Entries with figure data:
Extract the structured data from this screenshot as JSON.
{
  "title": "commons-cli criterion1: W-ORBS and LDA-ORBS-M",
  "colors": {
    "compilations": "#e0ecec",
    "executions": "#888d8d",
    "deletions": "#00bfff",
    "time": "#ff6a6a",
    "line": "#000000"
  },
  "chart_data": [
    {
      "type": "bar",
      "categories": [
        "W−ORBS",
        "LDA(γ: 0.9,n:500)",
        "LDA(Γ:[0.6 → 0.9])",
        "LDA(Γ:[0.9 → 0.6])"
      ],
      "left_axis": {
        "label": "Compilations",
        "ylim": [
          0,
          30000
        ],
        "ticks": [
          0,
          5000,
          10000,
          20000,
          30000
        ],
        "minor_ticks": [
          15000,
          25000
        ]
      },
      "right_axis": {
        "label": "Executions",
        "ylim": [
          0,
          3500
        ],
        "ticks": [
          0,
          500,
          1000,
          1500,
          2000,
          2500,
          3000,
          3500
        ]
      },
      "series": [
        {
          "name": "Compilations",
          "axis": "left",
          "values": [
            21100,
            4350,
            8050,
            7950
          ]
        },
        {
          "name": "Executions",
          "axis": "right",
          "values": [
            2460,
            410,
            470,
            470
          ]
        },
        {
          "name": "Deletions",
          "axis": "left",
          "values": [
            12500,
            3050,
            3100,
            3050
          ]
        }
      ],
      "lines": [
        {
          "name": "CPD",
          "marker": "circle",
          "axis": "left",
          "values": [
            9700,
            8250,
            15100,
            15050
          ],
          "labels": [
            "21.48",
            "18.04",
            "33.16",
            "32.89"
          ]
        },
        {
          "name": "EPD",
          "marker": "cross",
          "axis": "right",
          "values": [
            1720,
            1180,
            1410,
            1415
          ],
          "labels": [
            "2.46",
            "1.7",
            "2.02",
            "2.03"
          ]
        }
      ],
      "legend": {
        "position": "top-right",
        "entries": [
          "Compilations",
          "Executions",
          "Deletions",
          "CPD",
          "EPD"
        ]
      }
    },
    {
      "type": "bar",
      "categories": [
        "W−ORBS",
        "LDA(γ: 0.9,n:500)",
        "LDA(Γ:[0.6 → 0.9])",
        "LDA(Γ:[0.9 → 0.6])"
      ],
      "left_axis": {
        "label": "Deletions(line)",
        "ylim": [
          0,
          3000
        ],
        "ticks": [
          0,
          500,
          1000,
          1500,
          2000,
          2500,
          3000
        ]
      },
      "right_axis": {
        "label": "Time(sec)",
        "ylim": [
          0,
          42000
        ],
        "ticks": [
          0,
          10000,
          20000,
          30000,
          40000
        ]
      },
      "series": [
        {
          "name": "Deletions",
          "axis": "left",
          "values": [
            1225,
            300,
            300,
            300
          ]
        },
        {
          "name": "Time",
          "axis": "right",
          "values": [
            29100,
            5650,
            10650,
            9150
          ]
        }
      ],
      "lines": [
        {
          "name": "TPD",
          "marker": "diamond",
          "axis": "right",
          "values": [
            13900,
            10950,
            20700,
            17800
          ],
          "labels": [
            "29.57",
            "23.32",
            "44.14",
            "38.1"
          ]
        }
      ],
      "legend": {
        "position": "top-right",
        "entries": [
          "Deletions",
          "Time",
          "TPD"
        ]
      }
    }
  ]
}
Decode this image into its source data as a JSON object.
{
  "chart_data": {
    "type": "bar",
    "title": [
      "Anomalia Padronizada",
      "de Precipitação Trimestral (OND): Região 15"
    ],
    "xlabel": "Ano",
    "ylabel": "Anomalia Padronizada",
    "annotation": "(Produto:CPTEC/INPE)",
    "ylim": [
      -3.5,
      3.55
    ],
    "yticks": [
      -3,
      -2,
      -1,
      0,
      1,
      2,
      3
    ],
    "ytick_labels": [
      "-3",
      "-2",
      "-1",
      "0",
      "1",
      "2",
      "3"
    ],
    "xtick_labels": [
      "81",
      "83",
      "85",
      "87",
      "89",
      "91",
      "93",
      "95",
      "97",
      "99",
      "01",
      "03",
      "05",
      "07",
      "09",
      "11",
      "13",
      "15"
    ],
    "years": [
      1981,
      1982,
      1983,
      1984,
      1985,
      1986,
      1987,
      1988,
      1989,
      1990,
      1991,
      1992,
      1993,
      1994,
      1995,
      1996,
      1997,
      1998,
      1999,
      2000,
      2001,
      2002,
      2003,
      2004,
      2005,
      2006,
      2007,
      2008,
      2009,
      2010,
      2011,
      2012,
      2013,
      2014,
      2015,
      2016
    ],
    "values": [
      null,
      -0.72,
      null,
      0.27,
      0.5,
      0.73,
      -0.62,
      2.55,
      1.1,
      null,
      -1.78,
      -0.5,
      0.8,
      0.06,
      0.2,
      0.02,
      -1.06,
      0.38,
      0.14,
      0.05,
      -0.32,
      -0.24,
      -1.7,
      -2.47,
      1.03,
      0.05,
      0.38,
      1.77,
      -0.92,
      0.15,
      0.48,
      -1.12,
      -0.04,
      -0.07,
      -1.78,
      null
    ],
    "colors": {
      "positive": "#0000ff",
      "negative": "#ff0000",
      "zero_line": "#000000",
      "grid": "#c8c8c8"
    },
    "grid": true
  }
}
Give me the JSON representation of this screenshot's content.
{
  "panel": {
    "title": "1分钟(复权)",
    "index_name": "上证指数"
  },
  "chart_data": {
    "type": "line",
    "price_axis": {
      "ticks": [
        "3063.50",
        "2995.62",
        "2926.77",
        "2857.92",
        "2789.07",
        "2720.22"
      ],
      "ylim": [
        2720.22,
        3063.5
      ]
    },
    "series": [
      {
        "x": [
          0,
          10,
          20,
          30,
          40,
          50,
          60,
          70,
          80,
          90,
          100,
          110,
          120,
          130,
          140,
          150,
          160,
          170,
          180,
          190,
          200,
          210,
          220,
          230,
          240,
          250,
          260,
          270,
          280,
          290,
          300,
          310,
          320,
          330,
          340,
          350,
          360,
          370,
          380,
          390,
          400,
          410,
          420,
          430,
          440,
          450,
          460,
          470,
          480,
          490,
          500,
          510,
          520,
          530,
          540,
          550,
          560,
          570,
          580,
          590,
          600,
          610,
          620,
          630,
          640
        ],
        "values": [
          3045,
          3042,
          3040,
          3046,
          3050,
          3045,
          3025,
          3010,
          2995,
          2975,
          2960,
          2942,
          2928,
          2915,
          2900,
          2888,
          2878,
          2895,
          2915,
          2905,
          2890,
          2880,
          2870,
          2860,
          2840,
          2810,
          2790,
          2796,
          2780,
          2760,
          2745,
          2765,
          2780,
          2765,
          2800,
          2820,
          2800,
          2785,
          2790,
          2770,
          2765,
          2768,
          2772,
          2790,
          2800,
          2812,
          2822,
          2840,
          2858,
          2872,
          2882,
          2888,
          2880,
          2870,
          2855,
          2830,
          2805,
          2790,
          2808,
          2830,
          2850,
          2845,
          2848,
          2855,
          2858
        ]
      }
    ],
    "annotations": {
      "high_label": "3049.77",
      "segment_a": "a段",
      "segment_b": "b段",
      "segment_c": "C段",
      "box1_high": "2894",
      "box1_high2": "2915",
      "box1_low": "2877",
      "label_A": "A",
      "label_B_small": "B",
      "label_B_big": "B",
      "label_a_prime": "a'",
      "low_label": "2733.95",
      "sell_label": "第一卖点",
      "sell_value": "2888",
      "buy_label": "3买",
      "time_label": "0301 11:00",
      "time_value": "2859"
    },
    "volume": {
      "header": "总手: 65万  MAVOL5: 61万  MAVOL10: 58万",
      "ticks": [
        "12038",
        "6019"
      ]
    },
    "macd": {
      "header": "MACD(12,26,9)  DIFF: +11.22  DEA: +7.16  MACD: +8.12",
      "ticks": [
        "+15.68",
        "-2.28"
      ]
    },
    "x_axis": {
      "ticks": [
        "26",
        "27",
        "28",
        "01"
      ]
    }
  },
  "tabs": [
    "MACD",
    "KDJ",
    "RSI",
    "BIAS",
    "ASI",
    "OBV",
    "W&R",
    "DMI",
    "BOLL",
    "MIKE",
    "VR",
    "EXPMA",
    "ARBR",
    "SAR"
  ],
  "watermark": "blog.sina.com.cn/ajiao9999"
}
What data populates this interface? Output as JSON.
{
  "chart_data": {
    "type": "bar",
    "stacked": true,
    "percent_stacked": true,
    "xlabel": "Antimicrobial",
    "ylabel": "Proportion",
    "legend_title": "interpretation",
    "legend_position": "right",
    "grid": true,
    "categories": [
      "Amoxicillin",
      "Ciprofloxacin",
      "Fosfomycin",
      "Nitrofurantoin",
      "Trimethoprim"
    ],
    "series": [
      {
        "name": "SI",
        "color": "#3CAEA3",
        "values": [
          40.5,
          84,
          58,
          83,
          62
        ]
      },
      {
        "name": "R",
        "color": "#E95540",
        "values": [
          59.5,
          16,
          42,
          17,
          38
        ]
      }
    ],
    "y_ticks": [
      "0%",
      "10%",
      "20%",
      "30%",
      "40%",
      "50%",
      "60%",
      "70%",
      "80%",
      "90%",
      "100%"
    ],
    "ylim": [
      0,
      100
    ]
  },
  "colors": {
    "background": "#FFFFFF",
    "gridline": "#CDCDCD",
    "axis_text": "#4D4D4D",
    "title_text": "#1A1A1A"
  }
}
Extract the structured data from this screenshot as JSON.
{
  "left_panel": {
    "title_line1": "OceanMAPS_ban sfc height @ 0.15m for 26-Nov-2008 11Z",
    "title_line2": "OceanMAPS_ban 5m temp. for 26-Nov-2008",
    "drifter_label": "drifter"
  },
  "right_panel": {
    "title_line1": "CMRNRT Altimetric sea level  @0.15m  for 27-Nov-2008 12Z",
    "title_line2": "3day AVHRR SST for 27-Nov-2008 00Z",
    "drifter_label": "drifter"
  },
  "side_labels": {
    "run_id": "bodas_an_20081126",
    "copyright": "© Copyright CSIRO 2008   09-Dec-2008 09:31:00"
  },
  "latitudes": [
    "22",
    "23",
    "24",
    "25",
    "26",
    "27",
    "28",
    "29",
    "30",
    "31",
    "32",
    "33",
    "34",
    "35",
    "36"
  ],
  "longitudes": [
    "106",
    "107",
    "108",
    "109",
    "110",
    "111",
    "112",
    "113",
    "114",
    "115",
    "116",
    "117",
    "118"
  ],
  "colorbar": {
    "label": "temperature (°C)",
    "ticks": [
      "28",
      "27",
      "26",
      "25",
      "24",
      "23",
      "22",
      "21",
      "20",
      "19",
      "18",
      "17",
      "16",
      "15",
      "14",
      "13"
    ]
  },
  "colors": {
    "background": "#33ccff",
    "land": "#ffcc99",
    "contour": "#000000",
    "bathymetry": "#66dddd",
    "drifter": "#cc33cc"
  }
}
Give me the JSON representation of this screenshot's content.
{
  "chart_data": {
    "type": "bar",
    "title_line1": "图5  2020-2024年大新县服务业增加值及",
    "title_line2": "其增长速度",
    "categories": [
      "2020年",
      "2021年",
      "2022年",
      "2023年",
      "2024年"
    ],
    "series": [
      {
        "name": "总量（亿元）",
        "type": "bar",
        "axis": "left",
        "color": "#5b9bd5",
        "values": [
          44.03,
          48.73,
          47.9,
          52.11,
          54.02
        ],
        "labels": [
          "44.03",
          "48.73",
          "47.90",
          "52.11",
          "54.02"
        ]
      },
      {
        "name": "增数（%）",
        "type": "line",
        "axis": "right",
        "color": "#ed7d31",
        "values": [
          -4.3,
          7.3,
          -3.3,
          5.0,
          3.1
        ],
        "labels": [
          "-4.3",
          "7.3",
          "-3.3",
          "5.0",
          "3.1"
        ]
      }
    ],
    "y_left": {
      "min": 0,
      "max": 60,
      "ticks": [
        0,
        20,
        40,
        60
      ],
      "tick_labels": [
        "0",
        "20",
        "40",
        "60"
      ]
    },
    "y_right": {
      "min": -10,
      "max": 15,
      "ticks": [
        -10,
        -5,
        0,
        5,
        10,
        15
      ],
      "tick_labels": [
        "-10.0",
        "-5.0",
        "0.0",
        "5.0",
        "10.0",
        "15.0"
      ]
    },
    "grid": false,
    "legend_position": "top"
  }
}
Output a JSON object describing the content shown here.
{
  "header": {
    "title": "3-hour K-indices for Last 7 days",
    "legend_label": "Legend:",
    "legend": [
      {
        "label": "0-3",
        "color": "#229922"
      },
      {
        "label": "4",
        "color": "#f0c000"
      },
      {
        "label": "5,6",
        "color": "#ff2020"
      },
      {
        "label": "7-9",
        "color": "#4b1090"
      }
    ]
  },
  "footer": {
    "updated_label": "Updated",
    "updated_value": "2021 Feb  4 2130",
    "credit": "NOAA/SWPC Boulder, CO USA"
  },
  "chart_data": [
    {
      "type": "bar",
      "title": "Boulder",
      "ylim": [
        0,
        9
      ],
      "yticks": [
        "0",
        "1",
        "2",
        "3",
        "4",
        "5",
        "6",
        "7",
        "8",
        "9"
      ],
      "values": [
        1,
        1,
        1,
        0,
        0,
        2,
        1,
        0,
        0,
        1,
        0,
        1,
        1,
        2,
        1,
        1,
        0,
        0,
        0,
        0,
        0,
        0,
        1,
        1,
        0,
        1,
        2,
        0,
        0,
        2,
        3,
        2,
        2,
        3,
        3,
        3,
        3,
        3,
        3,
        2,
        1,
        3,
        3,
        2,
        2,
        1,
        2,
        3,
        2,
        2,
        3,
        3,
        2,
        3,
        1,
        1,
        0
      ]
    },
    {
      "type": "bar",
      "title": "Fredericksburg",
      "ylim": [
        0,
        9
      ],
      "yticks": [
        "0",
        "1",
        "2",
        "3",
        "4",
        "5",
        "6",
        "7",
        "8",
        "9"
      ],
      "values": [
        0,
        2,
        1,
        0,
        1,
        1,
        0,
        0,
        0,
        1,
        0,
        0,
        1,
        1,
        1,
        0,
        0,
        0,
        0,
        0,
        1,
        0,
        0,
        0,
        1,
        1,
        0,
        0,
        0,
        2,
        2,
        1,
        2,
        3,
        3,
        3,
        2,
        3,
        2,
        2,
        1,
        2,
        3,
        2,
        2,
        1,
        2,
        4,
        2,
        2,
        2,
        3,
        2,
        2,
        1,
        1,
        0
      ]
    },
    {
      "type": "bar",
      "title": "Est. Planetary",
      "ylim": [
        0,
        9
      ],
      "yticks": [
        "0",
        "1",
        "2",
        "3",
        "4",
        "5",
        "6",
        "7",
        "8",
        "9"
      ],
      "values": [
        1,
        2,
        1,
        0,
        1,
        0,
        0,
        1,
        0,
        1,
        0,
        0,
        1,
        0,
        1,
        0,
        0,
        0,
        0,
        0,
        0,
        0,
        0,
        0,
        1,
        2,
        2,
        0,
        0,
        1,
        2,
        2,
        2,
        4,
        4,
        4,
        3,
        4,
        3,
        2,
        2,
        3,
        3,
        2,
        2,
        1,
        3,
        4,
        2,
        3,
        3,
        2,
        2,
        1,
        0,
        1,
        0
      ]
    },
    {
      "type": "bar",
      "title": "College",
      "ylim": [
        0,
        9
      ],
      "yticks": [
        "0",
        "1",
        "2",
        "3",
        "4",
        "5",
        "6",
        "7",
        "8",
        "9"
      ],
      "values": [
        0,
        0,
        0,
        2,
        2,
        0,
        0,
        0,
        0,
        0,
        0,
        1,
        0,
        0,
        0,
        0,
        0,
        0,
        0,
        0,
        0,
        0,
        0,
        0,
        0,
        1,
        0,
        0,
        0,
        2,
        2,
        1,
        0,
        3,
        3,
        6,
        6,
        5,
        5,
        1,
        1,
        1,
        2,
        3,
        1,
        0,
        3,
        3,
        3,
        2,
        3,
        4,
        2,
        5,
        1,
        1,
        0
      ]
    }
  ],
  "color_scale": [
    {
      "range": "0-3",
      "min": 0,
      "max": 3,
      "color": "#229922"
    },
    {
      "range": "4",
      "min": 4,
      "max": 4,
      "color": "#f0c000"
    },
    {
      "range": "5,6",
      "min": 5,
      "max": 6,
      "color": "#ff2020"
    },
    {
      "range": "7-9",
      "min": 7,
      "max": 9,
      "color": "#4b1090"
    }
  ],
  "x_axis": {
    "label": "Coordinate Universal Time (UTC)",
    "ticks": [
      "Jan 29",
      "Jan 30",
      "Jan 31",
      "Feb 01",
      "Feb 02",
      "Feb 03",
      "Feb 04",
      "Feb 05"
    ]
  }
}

Written instruction:
From the entries above, collect every line with the string "Anomalia" in it.

Finished task:
      "Anomalia Padronizada",
    "ylabel": "Anomalia Padronizada",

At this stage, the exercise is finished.